▶ **Instructions to follow**: Select and copy out every line in the records containing "должна".

▼

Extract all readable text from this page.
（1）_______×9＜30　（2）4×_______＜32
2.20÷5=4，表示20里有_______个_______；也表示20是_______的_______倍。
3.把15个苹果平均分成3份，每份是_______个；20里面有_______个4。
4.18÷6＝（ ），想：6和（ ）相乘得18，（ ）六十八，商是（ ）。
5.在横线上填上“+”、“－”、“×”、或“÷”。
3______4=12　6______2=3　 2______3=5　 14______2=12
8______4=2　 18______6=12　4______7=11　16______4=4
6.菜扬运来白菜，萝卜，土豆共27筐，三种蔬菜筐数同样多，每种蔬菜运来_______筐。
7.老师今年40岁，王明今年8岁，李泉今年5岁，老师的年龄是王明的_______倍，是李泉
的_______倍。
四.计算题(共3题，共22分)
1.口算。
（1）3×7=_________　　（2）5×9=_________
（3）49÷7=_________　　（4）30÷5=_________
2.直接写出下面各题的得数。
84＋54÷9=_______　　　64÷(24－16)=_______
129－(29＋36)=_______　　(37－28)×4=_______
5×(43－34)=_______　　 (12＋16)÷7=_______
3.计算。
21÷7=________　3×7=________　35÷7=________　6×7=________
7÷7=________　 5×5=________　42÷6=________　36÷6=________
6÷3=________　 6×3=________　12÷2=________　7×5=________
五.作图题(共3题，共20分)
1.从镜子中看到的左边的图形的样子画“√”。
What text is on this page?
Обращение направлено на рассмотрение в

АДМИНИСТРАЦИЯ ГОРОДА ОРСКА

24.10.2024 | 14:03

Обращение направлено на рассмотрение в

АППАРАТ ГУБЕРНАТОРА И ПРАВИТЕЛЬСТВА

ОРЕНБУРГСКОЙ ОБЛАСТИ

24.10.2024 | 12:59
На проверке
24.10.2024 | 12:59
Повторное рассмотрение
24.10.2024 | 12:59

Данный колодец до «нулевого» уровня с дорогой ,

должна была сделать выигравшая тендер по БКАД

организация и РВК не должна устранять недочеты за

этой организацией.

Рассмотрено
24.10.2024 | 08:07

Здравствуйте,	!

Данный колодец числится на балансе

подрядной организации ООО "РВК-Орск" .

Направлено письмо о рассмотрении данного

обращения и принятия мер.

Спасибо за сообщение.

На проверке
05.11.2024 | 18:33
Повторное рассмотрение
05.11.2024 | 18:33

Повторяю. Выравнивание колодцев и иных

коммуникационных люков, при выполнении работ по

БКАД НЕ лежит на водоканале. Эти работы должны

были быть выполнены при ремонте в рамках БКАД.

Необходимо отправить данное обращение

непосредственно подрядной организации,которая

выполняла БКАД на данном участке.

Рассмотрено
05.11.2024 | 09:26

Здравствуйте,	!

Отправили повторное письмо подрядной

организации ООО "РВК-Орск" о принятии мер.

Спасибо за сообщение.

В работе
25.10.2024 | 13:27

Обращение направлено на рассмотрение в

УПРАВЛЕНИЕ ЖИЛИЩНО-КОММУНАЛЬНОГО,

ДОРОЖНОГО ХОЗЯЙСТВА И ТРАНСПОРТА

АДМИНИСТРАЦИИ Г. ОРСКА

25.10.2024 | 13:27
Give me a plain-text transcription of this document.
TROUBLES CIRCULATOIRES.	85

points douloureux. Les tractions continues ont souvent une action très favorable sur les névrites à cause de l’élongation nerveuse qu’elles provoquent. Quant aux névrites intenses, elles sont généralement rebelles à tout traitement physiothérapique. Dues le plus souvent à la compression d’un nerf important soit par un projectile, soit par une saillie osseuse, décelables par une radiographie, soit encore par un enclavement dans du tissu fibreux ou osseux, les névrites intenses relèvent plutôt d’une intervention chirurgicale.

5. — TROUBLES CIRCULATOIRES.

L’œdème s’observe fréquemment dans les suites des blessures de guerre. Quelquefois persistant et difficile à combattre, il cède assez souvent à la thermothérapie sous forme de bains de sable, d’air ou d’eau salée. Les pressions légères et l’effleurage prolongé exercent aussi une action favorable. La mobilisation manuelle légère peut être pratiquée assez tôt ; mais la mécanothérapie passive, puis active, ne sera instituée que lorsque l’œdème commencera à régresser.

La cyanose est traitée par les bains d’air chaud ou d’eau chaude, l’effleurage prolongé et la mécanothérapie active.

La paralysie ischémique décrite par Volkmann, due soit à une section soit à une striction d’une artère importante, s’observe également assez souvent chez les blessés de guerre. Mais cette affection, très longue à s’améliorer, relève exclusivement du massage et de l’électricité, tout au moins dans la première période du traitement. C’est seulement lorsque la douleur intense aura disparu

▲

▶ **Output of the exercise**:
должна была сделать выигравшая тендер по БКАД
организация и РВК не должна устранять недочеты за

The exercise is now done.